**Required work**
Each record must be reproduced exactly as it is shown.

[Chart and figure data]
__________________________________________________

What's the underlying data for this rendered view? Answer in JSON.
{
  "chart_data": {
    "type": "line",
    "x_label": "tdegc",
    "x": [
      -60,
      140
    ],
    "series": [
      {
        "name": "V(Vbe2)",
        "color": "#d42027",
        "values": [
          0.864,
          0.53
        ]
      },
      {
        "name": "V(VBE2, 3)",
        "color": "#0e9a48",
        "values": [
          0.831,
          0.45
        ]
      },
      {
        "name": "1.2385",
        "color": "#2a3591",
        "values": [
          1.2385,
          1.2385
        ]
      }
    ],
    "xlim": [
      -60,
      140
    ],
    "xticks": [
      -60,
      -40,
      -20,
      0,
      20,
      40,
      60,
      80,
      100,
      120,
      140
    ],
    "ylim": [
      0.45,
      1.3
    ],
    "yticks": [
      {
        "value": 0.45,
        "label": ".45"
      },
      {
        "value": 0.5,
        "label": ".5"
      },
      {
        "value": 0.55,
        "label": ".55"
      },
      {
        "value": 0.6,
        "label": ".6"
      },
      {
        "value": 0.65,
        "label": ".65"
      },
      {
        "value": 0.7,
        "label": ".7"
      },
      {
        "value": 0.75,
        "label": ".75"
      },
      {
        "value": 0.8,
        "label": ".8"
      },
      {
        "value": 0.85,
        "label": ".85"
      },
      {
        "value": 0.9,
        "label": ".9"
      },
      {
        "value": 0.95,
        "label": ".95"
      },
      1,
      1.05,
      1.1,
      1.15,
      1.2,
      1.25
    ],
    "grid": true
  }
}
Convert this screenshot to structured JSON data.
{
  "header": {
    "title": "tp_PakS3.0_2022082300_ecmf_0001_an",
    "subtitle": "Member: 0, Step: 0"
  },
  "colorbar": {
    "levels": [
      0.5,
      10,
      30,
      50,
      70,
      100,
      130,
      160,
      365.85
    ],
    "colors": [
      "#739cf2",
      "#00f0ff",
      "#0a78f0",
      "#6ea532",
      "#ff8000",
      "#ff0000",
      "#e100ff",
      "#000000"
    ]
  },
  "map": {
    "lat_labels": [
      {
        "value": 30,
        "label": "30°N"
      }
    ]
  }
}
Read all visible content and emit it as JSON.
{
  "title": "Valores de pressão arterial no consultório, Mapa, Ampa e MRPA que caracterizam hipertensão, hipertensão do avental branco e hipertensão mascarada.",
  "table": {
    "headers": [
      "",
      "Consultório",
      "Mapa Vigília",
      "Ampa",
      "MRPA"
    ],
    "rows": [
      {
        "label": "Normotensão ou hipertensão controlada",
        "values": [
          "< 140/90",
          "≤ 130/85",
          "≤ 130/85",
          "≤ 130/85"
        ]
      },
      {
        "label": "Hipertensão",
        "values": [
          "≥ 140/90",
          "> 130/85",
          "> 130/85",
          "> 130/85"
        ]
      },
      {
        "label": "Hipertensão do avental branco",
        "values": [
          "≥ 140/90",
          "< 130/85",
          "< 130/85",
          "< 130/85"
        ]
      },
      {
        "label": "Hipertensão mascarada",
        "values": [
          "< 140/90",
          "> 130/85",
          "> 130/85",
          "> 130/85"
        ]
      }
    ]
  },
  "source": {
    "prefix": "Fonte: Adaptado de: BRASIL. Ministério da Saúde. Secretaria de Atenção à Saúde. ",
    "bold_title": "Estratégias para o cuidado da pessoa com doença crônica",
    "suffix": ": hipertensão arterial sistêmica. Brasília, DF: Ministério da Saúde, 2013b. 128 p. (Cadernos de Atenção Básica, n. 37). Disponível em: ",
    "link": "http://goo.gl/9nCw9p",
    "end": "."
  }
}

__________________________________________________

**Reply to the exercise**
What's the underlying data for this rendered view? Answer in JSON.
{
  "chart_data": {
    "type": "line",
    "x_label": "tdegc",
    "x": [
      -60,
      140
    ],
    "series": [
      {
        "name": "V(Vbe2)",
        "color": "#d42027",
        "values": [
          0.864,
          0.53
        ]
      },
      {
        "name": "V(VBE2, 3)",
        "color": "#0e9a48",
        "values": [
          0.831,
          0.45
        ]
      },
      {
        "name": "1.2385",
        "color": "#2a3591",
        "values": [
          1.2385,
          1.2385
        ]
      }
    ],
    "xlim": [
      -60,
      140
    ],
    "xticks": [
      -60,
      -40,
      -20,
      0,
      20,
      40,
      60,
      80,
      100,
      120,
      140
    ],
    "ylim": [
      0.45,
      1.3
    ],
    "yticks": [
      {
        "value": 0.45,
        "label": ".45"
      },
      {
        "value": 0.5,
        "label": ".5"
      },
      {
        "value": 0.55,
        "label": ".55"
      },
      {
        "value": 0.6,
        "label": ".6"
      },
      {
        "value": 0.65,
        "label": ".65"
      },
      {
        "value": 0.7,
        "label": ".7"
      },
      {
        "value": 0.75,
        "label": ".75"
      },
      {
        "value": 0.8,
        "label": ".8"
      },
      {
        "value": 0.85,
        "label": ".85"
      },
      {
        "value": 0.9,
        "label": ".9"
      },
      {
        "value": 0.95,
        "label": ".95"
      },
      1,
      1.05,
      1.1,
      1.15,
      1.2,
      1.25
    ],
    "grid": true
  }
}
Convert this screenshot to structured JSON data.
{
  "header": {
    "title": "tp_PakS3.0_2022082300_ecmf_0001_an",
    "subtitle": "Member: 0, Step: 0"
  },
  "colorbar": {
    "levels": [
      0.5,
      10,
      30,
      50,
      70,
      100,
      130,
      160,
      365.85
    ],
    "colors": [
      "#739cf2",
      "#00f0ff",
      "#0a78f0",
      "#6ea532",
      "#ff8000",
      "#ff0000",
      "#e100ff",
      "#000000"
    ]
  },
  "map": {
    "lat_labels": [
      {
        "value": 30,
        "label": "30°N"
      }
    ]
  }
}
Read all visible content and emit it as JSON.
{
  "title": "Valores de pressão arterial no consultório, Mapa, Ampa e MRPA que caracterizam hipertensão, hipertensão do avental branco e hipertensão mascarada.",
  "table": {
    "headers": [
      "",
      "Consultório",
      "Mapa Vigília",
      "Ampa",
      "MRPA"
    ],
    "rows": [
      {
        "label": "Normotensão ou hipertensão controlada",
        "values": [
          "< 140/90",
          "≤ 130/85",
          "≤ 130/85",
          "≤ 130/85"
        ]
      },
      {
        "label": "Hipertensão",
        "values": [
          "≥ 140/90",
          "> 130/85",
          "> 130/85",
          "> 130/85"
        ]
      },
      {
        "label": "Hipertensão do avental branco",
        "values": [
          "≥ 140/90",
          "< 130/85",
          "< 130/85",
          "< 130/85"
        ]
      },
      {
        "label": "Hipertensão mascarada",
        "values": [
          "< 140/90",
          "> 130/85",
          "> 130/85",
          "> 130/85"
        ]
      }
    ]
  },
  "source": {
    "prefix": "Fonte: Adaptado de: BRASIL. Ministério da Saúde. Secretaria de Atenção à Saúde. ",
    "bold_title": "Estratégias para o cuidado da pessoa com doença crônica",
    "suffix": ": hipertensão arterial sistêmica. Brasília, DF: Ministério da Saúde, 2013b. 128 p. (Cadernos de Atenção Básica, n. 37). Disponível em: ",
    "link": "http://goo.gl/9nCw9p",
    "end": "."
  }
}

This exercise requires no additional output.